### What is expected
Set down the passage of the Piwik hosting text word for word, starting with "In our case" and going on through "of database bottleneck.".

### Study text
==============================
In our case the biggest issue with hosting Piwik on OpenShift was database cartridge. First of all, we have provided only 2GB of memory for database, in opposite to  the recommended 16GB in large load-balanced installations. We were limited by gear sizes on OpenShift, and Dedicated Node Services were too expensive for us. We have reached the point, when adding new gears didn’t make any sense, because of database bottleneck.

For sure we didn’t drain all possibilities to optimise Piwik. It’s worth to mention that Piwik beginning with 2.10.0 supports caching backends such as Redis, in order to queue incoming tracking requests for delayed processing. Well, we did without it. We also didn’t take advantage of MySQL InnoDB tables (offers greater reliability and reduces I/O overhead when properly optimised), since we sticked to MyISAM as a storage engine. And there are at least a few options to optimize regarding InnoDB itself.

At some point, we felt that the cost of further optimisation effort would be disproportionate to the performance gain, assuming that we stick to the 2GB memory gears.

Considering a move to Amazon Web Services
Having some experience with Piwik already, we decided to move away from OpenShift to Amazon Web Services. That TV campaign was already over, but we wanted to be better prepared for future.
credits: http://media.amazonwebservices.com/architecturecenter/AWS_ac_ra_web_01.pdf

Setting up Piwik instance on Amazon EC2 requires more technical knowledge comparing to OpenShift, but in exchange you can overcome the db limitations. Amazon RDS brings more flexibility in terms of configuring your database. Besides standard instances, Amazon provides memory-optimized instances with even as much as 244GB memory on-board!
==============================
[Bounding box prediction data]
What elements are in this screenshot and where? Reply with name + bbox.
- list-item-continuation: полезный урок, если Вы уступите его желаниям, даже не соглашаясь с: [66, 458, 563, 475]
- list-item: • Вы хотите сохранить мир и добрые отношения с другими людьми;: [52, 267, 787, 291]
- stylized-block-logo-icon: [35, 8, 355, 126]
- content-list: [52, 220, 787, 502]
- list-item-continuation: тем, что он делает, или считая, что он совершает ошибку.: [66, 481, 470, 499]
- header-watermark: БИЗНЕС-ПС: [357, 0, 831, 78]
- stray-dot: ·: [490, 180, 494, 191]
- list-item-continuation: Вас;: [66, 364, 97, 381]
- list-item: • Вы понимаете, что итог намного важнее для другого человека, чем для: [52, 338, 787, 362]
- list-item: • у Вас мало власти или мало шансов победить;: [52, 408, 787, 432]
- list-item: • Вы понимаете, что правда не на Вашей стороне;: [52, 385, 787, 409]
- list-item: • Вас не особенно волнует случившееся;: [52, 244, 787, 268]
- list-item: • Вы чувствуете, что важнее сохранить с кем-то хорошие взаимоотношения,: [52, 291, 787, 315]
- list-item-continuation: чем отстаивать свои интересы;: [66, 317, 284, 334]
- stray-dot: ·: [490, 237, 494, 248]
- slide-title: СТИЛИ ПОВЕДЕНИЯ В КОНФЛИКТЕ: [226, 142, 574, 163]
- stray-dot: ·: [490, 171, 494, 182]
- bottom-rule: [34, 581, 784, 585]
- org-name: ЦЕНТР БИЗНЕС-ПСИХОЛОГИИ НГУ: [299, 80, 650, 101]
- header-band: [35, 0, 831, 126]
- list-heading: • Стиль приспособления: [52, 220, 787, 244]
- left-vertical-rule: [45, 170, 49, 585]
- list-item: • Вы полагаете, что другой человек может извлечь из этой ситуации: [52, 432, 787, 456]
==============================
### Task answer
In our case the biggest issue with hosting Piwik on OpenShift was database cartridge. First of all, we have provided only 2GB of memory for database, in opposite to  the recommended 16GB in large load-balanced installations. We were limited by gear sizes on OpenShift, and Dedicated Node Services were too expensive for us. We have reached the point, when adding new gears didn’t make any sense, because of database bottleneck.